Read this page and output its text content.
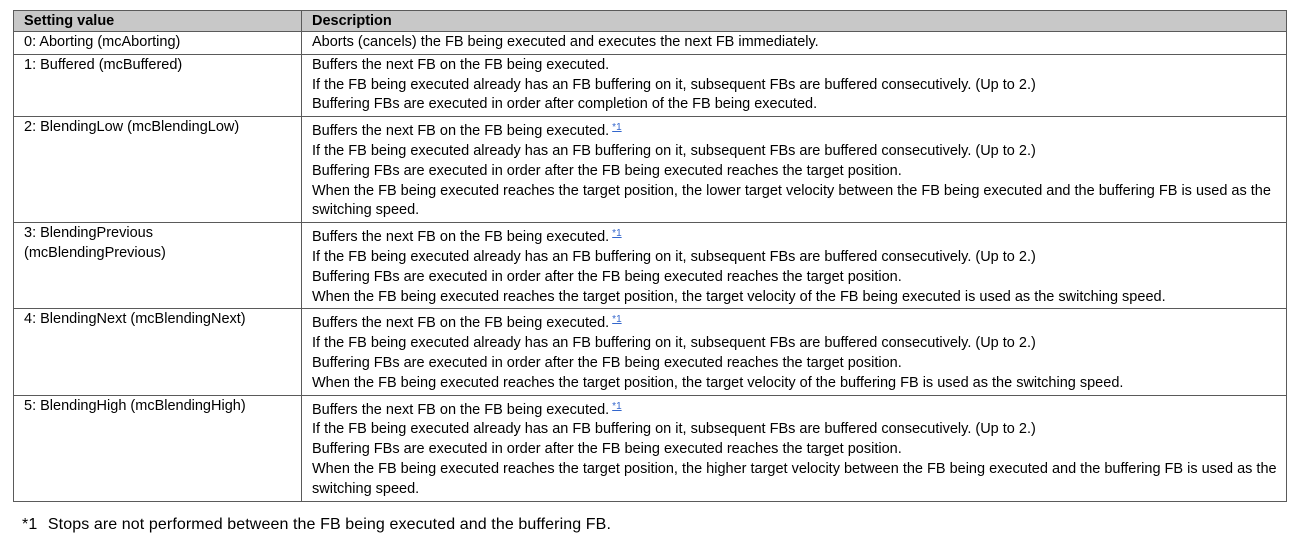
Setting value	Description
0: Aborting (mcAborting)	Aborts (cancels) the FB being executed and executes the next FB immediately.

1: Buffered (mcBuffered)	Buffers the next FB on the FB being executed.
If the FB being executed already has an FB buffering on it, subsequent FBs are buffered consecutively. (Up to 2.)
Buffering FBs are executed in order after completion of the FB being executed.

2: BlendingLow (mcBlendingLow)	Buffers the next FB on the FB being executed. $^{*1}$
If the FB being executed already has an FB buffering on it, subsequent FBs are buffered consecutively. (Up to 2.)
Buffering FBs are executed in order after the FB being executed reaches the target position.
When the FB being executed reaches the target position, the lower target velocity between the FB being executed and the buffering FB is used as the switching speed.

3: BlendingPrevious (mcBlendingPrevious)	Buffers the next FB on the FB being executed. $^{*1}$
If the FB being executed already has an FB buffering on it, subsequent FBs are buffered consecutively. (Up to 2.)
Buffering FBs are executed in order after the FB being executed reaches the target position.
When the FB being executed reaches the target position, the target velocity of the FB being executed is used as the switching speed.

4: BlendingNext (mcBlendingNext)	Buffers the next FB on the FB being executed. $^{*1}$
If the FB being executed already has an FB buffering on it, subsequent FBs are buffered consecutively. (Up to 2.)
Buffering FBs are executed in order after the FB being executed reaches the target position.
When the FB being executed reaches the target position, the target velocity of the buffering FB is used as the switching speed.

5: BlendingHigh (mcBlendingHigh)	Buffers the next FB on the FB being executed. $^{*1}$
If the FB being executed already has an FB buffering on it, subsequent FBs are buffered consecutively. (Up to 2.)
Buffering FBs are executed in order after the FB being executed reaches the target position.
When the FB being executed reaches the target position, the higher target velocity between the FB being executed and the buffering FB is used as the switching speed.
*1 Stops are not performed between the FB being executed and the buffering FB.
──────────
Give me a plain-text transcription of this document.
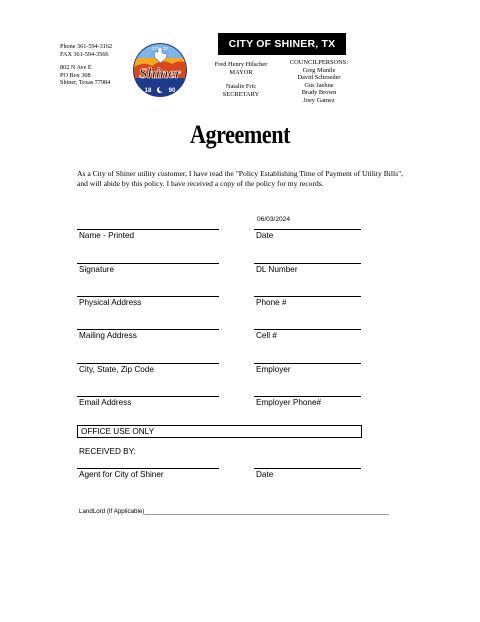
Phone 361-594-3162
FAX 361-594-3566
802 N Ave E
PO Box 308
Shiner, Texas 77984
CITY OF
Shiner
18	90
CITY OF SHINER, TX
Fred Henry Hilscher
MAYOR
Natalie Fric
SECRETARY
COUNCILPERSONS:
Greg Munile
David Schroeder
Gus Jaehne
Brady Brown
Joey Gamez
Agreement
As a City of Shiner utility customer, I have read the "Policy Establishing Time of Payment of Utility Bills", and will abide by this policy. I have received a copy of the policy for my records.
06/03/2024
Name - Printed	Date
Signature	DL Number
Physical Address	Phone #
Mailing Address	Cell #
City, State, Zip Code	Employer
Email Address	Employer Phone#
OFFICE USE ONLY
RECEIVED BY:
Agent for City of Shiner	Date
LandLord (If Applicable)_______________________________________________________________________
──────────
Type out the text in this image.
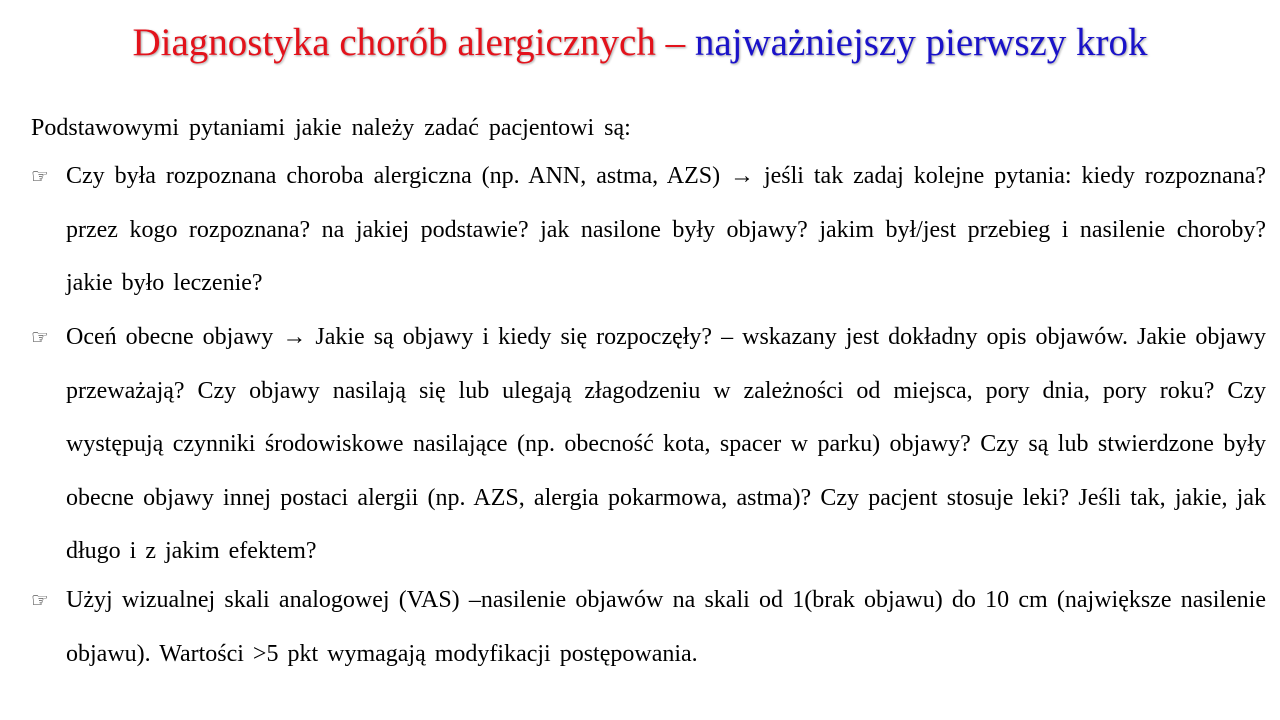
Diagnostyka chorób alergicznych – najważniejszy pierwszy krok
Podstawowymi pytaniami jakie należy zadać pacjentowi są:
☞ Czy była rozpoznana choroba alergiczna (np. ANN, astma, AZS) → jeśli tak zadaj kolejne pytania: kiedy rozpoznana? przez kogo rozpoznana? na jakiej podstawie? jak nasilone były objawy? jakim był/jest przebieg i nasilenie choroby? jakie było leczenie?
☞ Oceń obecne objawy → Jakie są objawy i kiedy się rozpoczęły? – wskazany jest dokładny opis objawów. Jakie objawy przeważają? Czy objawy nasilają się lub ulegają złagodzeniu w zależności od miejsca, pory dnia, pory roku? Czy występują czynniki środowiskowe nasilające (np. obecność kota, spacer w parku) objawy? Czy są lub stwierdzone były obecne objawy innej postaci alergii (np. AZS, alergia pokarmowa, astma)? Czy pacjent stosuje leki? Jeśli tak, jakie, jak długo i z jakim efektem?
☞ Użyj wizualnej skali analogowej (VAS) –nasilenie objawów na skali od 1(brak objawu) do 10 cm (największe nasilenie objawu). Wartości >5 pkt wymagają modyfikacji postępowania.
──────────
▸ PROMPT
The lines to collect are those holding the string "Employer"; copy them all.

▸ TASK RESULT
City, State, Zip Code	Employer
Email Address	Employer Phone#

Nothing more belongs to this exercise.